*REQUIREMENTS:*
Do not include the pictures; repeat the rest of the data exactly.
+++ PROVIDED DATA
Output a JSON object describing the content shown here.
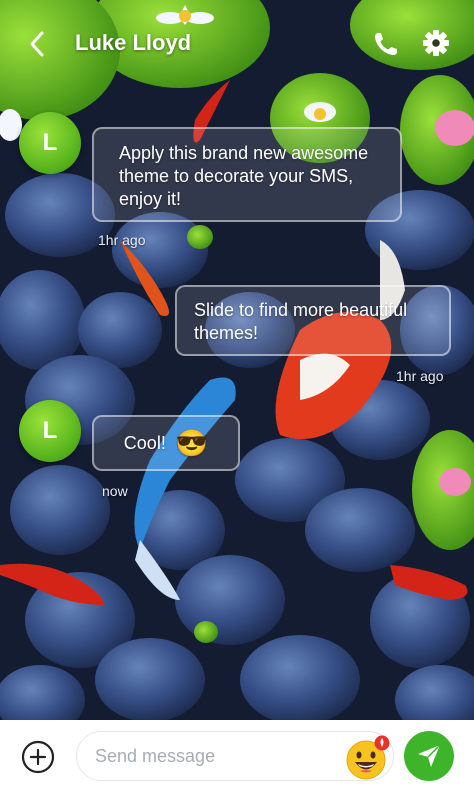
{
  "header": {
    "title": "Luke Lloyd",
    "back_icon": "chevron-left-icon",
    "call_icon": "phone-icon",
    "settings_icon": "gear-icon"
  },
  "messages": [
    {
      "direction": "incoming",
      "avatar_letter": "L",
      "text": "Apply this brand new awesome theme to decorate your SMS, enjoy it!",
      "timestamp": "1hr ago"
    },
    {
      "direction": "outgoing",
      "text": "Slide to find more beautiful themes!",
      "timestamp": "1hr ago"
    },
    {
      "direction": "incoming",
      "avatar_letter": "L",
      "text": "Cool!",
      "emoji": "😎",
      "timestamp": "now"
    }
  ],
  "composer": {
    "placeholder": "Send message",
    "add_icon": "plus-circle-icon",
    "emoji_icon": "grinning-face-icon",
    "send_icon": "paper-plane-icon"
  },
  "colors": {
    "accent_green": "#3db42a",
    "avatar_green": "#5cb81f",
    "bubble_border": "#ffffff",
    "badge_red": "#e8332a"
  }
}
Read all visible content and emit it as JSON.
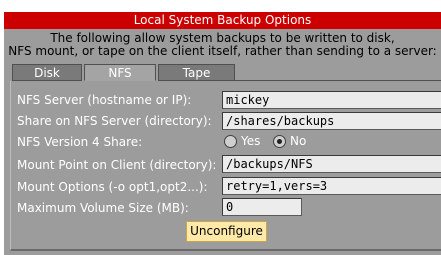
{
  "window": {
    "title": "Local System Backup Options",
    "description_line1": "The following allow system backups to be written to disk,",
    "description_line2": "NFS mount, or tape on the client itself, rather than sending to a server:"
  },
  "tabs": [
    {
      "label": "Disk",
      "active": false
    },
    {
      "label": "NFS",
      "active": true
    },
    {
      "label": "Tape",
      "active": false
    }
  ],
  "form": {
    "nfs_server_label": "NFS Server (hostname or IP):",
    "nfs_server_value": "mickey",
    "share_label": "Share on NFS Server (directory):",
    "share_value": "/shares/backups",
    "nfs_v4_label": "NFS Version 4 Share:",
    "nfs_v4_yes": "Yes",
    "nfs_v4_no": "No",
    "nfs_v4_selected": "No",
    "mount_point_label": "Mount Point on Client (directory):",
    "mount_point_value": "/backups/NFS",
    "mount_options_label": "Mount Options (-o opt1,opt2...):",
    "mount_options_value": "retry=1,vers=3",
    "max_volume_label": "Maximum Volume Size (MB):",
    "max_volume_value": "0"
  },
  "actions": {
    "unconfigure_label": "Unconfigure"
  },
  "colors": {
    "title_bar": "#cc0000",
    "panel": "#9c9c9c",
    "button": "#ffe9a8"
  }
}
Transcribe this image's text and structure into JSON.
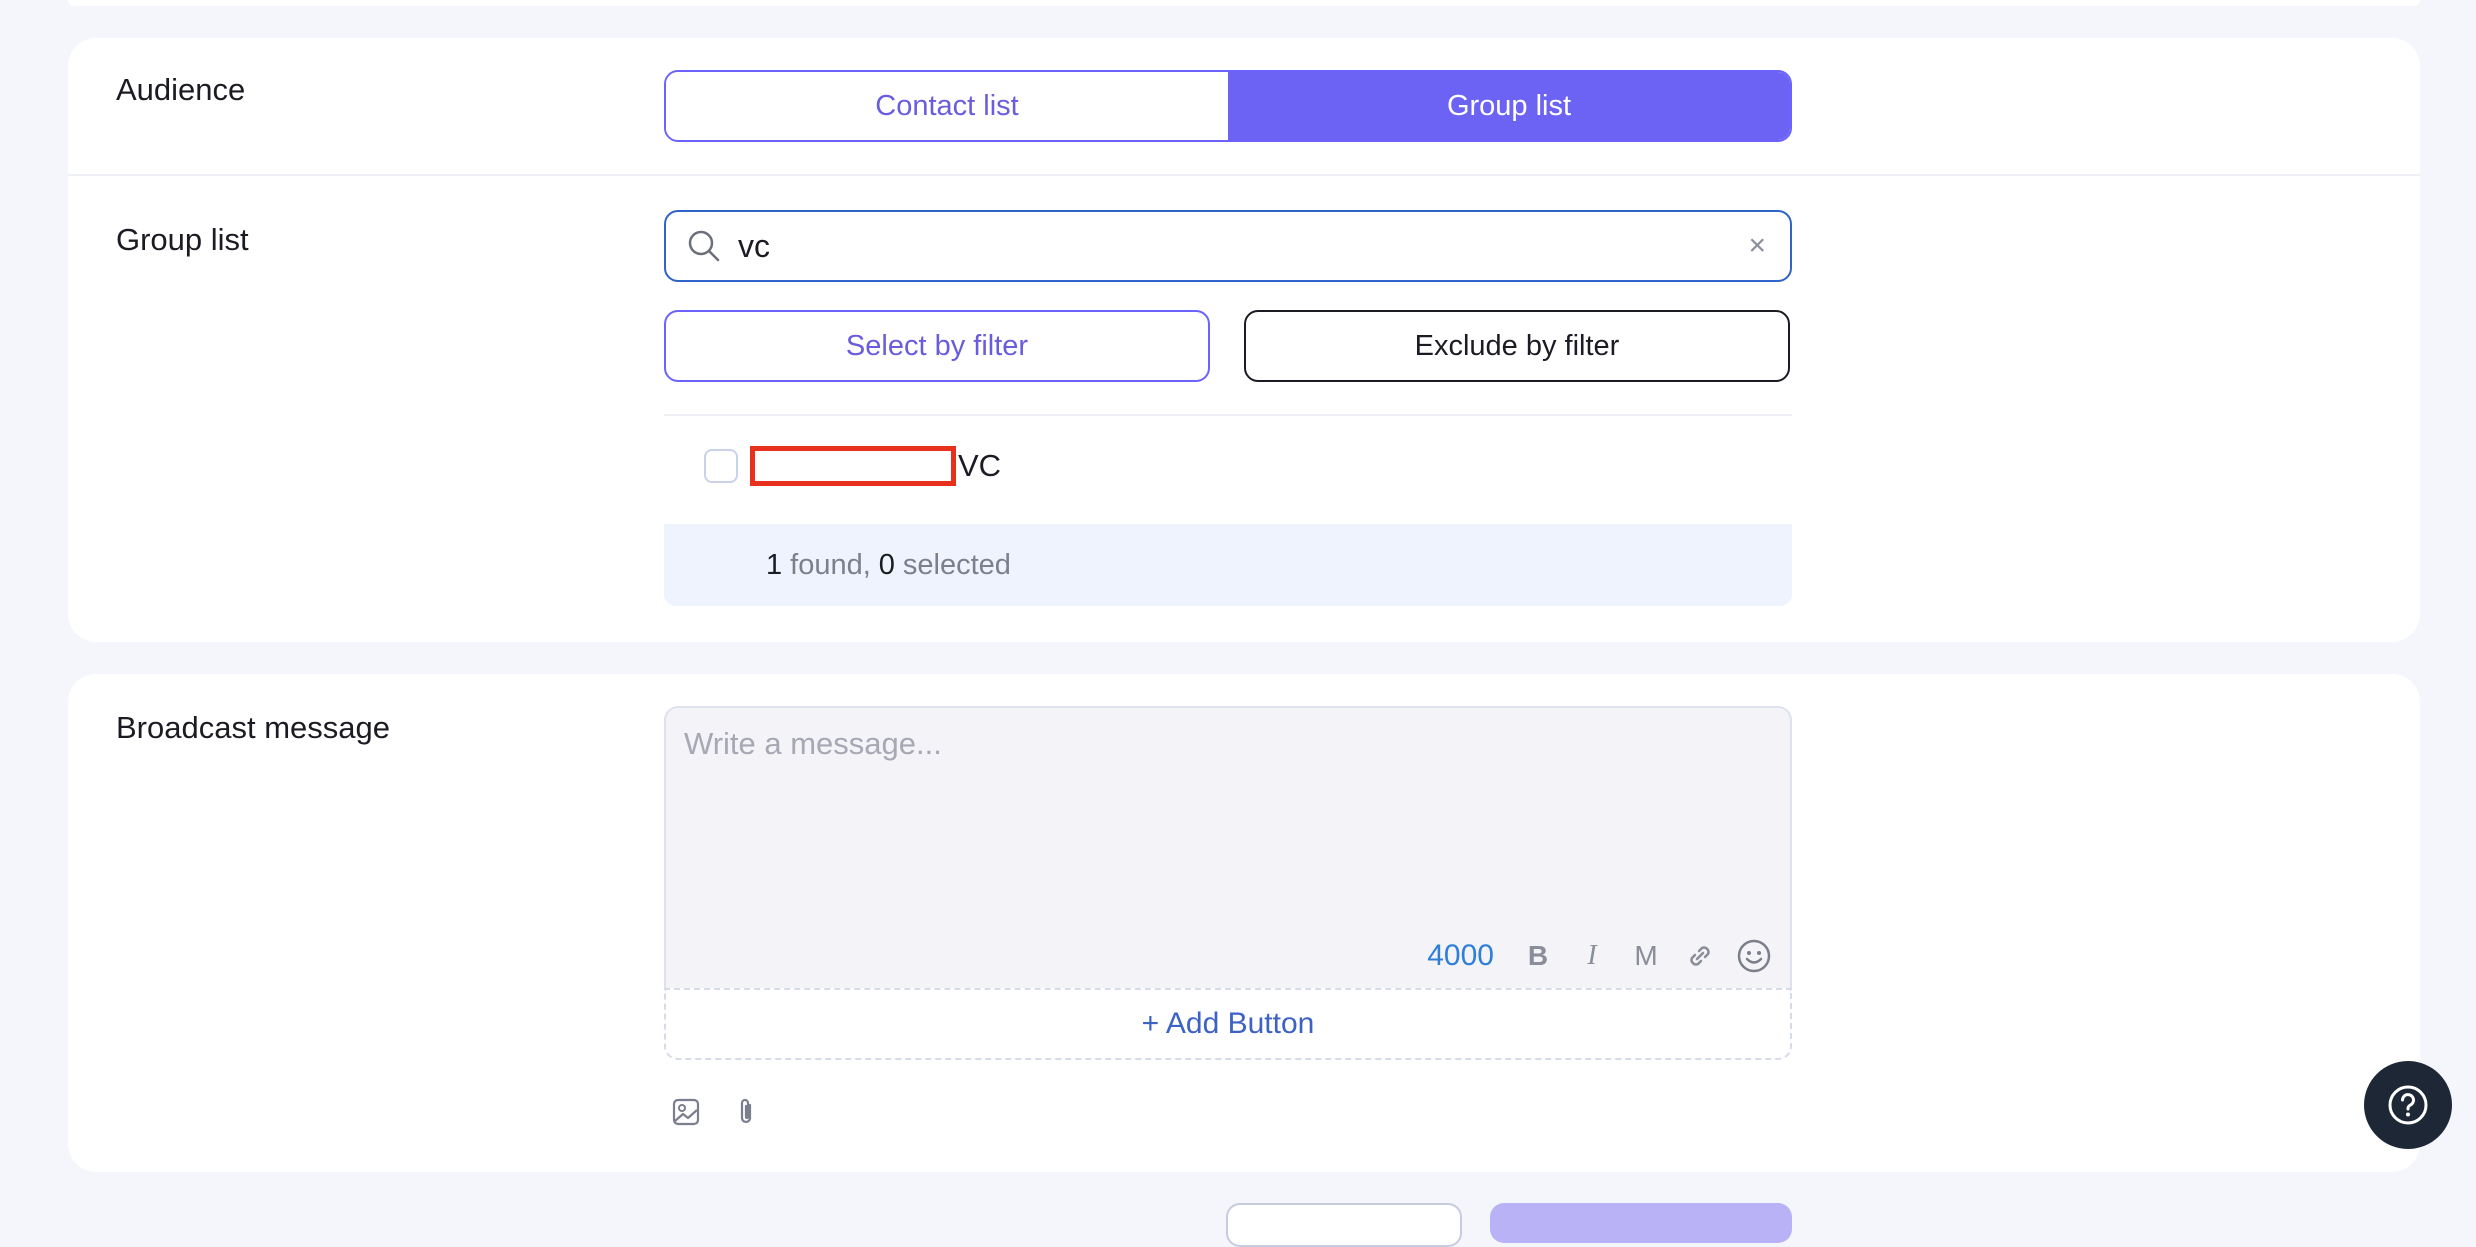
{
  "audience": {
    "label": "Audience",
    "tabs": [
      {
        "label": "Contact list",
        "active": false
      },
      {
        "label": "Group list",
        "active": true
      }
    ]
  },
  "group_list": {
    "label": "Group list",
    "search_value": "vc",
    "clear_icon": "×",
    "select_filter_label": "Select by filter",
    "exclude_filter_label": "Exclude by filter",
    "items": [
      {
        "suffix": "VC",
        "checked": false,
        "redacted": true
      }
    ],
    "found_count": "1",
    "found_text": "found,",
    "selected_count": "0",
    "selected_text": "selected"
  },
  "broadcast": {
    "label": "Broadcast message",
    "placeholder": "Write a message...",
    "char_limit": "4000",
    "toolbar": [
      "bold-icon",
      "italic-icon",
      "monospace-icon",
      "link-icon",
      "emoji-icon"
    ],
    "bold_glyph": "B",
    "italic_glyph": "I",
    "mono_glyph": "M",
    "add_button_label": "+ Add Button",
    "attachments": [
      "image-icon",
      "paperclip-icon"
    ]
  },
  "help": {
    "icon": "question-icon"
  },
  "colors": {
    "accent": "#6c63f4",
    "accent_text": "#6a5ddd",
    "search_border": "#2f64c8",
    "redaction": "#e8311c",
    "counter": "#2f7fd8",
    "link": "#3b62c4"
  }
}
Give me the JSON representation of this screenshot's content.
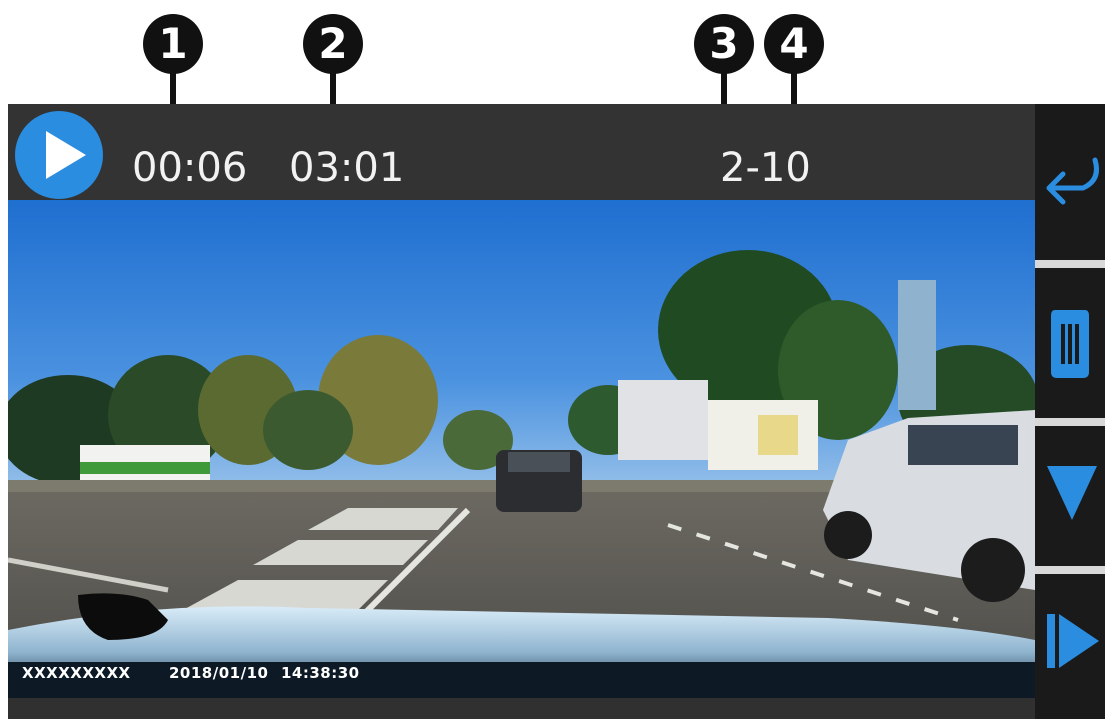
{
  "callouts": [
    "1",
    "2",
    "3",
    "4"
  ],
  "player": {
    "elapsed_time": "00:06",
    "total_time": "03:01",
    "file_index": "2-10"
  },
  "overlay": {
    "device_id": "XXXXXXXXX",
    "date": "2018/01/10",
    "time": "14:38:30"
  },
  "icons": {
    "play": "play-icon",
    "back": "back-arrow-icon",
    "delete": "trash-icon",
    "next": "triangle-down-icon",
    "fast_forward": "fast-forward-icon"
  },
  "colors": {
    "accent": "#2a8de0",
    "topbar": "#333333",
    "sidebar": "#1a1a1a",
    "separator": "#d8d8d8"
  }
}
++++++
*FINAL ANSWER:*
Output a JSON object describing the content shown here.
{
  "header": {
    "title": "Luke Lloyd",
    "back_icon": "chevron-left-icon",
    "call_icon": "phone-icon",
    "settings_icon": "gear-icon"
  },
  "messages": [
    {
      "direction": "incoming",
      "avatar_letter": "L",
      "text": "Apply this brand new awesome theme to decorate your SMS, enjoy it!",
      "timestamp": "1hr ago"
    },
    {
      "direction": "outgoing",
      "text": "Slide to find more beautiful themes!",
      "timestamp": "1hr ago"
    },
    {
      "direction": "incoming",
      "avatar_letter": "L",
      "text": "Cool!",
      "emoji": "😎",
      "timestamp": "now"
    }
  ],
  "composer": {
    "placeholder": "Send message",
    "add_icon": "plus-circle-icon",
    "emoji_icon": "grinning-face-icon",
    "send_icon": "paper-plane-icon"
  },
  "colors": {
    "accent_green": "#3db42a",
    "avatar_green": "#5cb81f",
    "bubble_border": "#ffffff",
    "badge_red": "#e8332a"
  }
}
Read all visible content and emit it as JSON.
{
  "window": {
    "title": "Local System Backup Options",
    "description_line1": "The following allow system backups to be written to disk,",
    "description_line2": "NFS mount, or tape on the client itself, rather than sending to a server:"
  },
  "tabs": [
    {
      "label": "Disk",
      "active": false
    },
    {
      "label": "NFS",
      "active": true
    },
    {
      "label": "Tape",
      "active": false
    }
  ],
  "form": {
    "nfs_server_label": "NFS Server (hostname or IP):",
    "nfs_server_value": "mickey",
    "share_label": "Share on NFS Server (directory):",
    "share_value": "/shares/backups",
    "nfs_v4_label": "NFS Version 4 Share:",
    "nfs_v4_yes": "Yes",
    "nfs_v4_no": "No",
    "nfs_v4_selected": "No",
    "mount_point_label": "Mount Point on Client (directory):",
    "mount_point_value": "/backups/NFS",
    "mount_options_label": "Mount Options (-o opt1,opt2...):",
    "mount_options_value": "retry=1,vers=3",
    "max_volume_label": "Maximum Volume Size (MB):",
    "max_volume_value": "0"
  },
  "actions": {
    "unconfigure_label": "Unconfigure"
  },
  "colors": {
    "title_bar": "#cc0000",
    "panel": "#9c9c9c",
    "button": "#ffe9a8"
  }
}
Transcribe this image's text and structure into JSON.
{
  "audience": {
    "label": "Audience",
    "tabs": [
      {
        "label": "Contact list",
        "active": false
      },
      {
        "label": "Group list",
        "active": true
      }
    ]
  },
  "group_list": {
    "label": "Group list",
    "search_value": "vc",
    "clear_icon": "×",
    "select_filter_label": "Select by filter",
    "exclude_filter_label": "Exclude by filter",
    "items": [
      {
        "suffix": "VC",
        "checked": false,
        "redacted": true
      }
    ],
    "found_count": "1",
    "found_text": "found,",
    "selected_count": "0",
    "selected_text": "selected"
  },
  "broadcast": {
    "label": "Broadcast message",
    "placeholder": "Write a message...",
    "char_limit": "4000",
    "toolbar": [
      "bold-icon",
      "italic-icon",
      "monospace-icon",
      "link-icon",
      "emoji-icon"
    ],
    "bold_glyph": "B",
    "italic_glyph": "I",
    "mono_glyph": "M",
    "add_button_label": "+ Add Button",
    "attachments": [
      "image-icon",
      "paperclip-icon"
    ]
  },
  "help": {
    "icon": "question-icon"
  },
  "colors": {
    "accent": "#6c63f4",
    "accent_text": "#6a5ddd",
    "search_border": "#2f64c8",
    "redaction": "#e8311c",
    "counter": "#2f7fd8",
    "link": "#3b62c4"
  }
}
Give me the JSON representation of this screenshot's content.
{
  "callouts": [
    "1",
    "2",
    "3",
    "4"
  ],
  "player": {
    "elapsed_time": "00:06",
    "total_time": "03:01",
    "file_index": "2-10"
  },
  "overlay": {
    "device_id": "XXXXXXXXX",
    "date": "2018/01/10",
    "time": "14:38:30"
  },
  "icons": {
    "play": "play-icon",
    "back": "back-arrow-icon",
    "delete": "trash-icon",
    "next": "triangle-down-icon",
    "fast_forward": "fast-forward-icon"
  },
  "colors": {
    "accent": "#2a8de0",
    "topbar": "#333333",
    "sidebar": "#1a1a1a",
    "separator": "#d8d8d8"
  }
}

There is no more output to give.